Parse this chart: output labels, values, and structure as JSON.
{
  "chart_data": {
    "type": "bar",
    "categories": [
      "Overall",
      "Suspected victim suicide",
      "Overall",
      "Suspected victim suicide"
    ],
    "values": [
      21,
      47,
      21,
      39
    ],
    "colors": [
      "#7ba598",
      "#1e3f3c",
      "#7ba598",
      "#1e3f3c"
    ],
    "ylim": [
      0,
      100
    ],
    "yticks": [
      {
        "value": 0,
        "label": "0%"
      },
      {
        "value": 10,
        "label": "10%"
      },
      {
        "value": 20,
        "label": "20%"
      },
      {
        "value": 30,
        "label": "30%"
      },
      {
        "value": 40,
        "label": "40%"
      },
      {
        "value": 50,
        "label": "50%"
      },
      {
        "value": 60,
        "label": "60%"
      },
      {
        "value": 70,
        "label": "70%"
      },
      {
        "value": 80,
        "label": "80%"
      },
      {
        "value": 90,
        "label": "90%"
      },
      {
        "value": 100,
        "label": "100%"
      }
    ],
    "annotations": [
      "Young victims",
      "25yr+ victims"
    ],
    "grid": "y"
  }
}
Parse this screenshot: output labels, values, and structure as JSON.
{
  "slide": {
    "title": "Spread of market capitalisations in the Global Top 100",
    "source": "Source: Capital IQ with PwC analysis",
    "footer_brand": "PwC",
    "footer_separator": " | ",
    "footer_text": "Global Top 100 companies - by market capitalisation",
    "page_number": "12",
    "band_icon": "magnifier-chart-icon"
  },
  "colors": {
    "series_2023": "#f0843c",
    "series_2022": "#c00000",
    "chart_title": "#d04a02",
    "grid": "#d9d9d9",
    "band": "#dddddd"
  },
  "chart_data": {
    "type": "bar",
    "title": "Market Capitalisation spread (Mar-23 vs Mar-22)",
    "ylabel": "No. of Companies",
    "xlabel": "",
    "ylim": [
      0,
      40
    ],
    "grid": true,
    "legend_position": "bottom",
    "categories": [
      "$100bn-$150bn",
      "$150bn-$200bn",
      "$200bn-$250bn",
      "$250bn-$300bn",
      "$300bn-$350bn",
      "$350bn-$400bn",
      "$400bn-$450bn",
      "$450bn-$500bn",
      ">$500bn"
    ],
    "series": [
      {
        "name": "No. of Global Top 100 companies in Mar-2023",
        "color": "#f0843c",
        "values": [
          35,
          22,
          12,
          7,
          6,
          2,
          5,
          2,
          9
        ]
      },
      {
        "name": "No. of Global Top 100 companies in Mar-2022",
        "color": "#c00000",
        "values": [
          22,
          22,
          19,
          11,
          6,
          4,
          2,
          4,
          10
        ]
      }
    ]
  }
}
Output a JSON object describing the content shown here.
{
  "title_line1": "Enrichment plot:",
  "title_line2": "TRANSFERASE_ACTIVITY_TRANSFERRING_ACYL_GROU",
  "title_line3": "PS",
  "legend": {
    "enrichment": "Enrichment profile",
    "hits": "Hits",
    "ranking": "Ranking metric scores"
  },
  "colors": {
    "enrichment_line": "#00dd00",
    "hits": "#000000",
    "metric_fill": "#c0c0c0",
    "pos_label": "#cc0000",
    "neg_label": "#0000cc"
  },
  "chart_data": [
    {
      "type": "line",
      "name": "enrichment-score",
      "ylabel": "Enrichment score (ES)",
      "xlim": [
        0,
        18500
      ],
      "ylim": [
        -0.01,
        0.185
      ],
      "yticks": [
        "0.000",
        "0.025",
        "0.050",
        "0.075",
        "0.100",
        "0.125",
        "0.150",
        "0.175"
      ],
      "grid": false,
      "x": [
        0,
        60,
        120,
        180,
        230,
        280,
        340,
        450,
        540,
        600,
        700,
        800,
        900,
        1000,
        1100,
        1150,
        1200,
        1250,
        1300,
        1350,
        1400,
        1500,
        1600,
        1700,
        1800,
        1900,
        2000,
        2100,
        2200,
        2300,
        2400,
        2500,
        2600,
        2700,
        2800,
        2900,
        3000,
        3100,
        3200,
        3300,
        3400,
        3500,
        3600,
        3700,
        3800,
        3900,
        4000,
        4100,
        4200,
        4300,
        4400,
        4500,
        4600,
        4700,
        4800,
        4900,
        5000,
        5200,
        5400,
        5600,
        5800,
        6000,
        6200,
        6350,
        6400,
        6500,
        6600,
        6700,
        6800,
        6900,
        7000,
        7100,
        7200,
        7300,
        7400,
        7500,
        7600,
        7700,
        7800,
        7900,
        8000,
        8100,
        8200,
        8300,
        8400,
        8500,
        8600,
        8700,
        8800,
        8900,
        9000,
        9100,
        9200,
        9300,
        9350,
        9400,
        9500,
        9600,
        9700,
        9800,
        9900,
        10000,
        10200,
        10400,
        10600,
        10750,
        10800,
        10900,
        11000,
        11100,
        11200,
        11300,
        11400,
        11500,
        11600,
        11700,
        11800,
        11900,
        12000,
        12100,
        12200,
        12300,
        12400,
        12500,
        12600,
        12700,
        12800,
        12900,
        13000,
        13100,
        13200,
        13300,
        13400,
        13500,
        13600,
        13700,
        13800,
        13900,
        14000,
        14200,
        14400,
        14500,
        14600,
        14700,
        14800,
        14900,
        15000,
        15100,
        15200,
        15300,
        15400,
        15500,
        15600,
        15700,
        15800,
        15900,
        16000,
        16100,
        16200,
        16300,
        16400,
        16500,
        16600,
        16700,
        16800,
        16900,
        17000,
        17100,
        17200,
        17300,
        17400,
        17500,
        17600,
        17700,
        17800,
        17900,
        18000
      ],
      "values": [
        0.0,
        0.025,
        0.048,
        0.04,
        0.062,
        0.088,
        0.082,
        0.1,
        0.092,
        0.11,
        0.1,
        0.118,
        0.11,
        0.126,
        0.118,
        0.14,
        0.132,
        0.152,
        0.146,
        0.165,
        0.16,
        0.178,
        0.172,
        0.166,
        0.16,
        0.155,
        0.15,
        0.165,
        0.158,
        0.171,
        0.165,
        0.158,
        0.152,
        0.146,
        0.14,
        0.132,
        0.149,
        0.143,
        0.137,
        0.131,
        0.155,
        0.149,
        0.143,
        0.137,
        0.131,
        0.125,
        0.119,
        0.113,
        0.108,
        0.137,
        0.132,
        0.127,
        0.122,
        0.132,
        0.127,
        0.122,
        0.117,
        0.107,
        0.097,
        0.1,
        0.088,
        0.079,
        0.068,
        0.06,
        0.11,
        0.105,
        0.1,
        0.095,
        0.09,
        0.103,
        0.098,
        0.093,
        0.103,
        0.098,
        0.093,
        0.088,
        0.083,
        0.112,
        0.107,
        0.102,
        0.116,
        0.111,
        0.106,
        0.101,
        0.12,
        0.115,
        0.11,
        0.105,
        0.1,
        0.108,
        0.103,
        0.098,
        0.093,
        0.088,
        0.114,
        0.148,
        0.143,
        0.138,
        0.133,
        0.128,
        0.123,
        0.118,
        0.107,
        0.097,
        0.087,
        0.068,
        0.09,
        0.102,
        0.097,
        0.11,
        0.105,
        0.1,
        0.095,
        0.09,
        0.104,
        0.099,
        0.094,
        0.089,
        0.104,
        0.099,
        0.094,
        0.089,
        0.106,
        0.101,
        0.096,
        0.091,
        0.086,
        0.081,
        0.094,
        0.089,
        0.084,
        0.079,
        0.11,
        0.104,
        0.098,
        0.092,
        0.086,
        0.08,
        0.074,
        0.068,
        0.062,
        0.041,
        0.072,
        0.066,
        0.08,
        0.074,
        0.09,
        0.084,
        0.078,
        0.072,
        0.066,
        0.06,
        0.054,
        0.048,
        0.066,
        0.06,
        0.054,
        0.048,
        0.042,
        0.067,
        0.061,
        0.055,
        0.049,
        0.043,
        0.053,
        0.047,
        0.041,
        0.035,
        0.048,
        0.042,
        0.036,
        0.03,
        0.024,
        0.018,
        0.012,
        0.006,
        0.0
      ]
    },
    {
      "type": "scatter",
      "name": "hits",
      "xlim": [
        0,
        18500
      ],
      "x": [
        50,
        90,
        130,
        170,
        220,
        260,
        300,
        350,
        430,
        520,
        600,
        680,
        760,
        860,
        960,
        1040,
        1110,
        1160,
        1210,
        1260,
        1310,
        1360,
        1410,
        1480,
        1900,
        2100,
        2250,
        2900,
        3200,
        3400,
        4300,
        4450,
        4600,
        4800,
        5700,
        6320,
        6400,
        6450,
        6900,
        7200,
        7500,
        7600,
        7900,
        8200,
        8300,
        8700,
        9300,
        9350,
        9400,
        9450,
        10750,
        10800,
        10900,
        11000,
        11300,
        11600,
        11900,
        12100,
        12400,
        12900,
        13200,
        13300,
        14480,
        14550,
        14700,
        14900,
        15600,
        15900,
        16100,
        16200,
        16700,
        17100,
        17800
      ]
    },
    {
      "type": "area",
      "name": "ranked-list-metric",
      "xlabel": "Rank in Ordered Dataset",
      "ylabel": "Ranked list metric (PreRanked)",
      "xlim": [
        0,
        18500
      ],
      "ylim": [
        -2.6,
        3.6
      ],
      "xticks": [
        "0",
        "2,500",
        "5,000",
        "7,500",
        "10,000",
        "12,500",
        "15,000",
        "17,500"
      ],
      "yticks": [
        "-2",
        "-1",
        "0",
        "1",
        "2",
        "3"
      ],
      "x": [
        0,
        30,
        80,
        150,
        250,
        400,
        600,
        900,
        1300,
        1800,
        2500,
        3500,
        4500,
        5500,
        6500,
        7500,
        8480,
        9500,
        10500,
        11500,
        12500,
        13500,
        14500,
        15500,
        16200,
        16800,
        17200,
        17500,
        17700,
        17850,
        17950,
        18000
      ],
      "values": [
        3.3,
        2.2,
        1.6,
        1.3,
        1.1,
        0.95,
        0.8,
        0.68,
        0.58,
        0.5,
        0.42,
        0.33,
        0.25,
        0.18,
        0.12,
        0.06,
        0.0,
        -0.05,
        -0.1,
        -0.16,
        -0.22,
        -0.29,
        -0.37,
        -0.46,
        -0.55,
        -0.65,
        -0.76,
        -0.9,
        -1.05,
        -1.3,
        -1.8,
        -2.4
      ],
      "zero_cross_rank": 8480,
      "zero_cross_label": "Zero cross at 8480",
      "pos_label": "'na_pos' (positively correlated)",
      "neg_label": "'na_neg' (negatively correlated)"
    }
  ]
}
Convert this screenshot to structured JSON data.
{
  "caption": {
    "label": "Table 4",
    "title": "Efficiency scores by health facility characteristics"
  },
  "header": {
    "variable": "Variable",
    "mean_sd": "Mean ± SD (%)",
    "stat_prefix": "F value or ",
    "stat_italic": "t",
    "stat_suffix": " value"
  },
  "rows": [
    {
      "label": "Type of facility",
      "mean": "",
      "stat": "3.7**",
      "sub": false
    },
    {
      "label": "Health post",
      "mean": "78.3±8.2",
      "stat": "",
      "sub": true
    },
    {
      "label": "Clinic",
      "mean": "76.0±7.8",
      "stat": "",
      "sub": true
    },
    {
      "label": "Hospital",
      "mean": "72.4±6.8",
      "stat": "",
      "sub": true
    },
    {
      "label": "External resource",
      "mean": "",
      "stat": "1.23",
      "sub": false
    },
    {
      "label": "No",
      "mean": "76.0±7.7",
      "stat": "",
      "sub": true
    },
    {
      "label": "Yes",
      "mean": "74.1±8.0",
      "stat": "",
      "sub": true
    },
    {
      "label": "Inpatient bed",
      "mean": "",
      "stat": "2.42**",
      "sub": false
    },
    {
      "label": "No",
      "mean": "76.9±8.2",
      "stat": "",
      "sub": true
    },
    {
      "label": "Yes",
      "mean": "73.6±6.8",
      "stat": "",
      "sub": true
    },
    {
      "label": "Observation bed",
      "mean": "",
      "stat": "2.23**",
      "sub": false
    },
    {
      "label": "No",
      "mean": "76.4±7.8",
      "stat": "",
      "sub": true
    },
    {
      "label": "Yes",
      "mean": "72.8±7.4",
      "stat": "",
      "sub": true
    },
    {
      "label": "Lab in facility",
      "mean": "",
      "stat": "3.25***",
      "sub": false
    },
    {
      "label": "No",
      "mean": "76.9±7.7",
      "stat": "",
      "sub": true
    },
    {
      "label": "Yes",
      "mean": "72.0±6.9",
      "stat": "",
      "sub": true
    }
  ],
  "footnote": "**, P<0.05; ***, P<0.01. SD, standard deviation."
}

━━━━━━━━━━━━━━━━━━━━

▶ [WHAT YOU HAVE TO DO] Note every line above where the string "name" shows up, and copy those lines.

▶ [FINAL RESULT]
        "name": "No. of Global Top 100 companies in Mar-2023",
        "name": "No. of Global Top 100 companies in Mar-2022",
      "name": "enrichment-score",
      "name": "hits",
      "name": "ranked-list-metric",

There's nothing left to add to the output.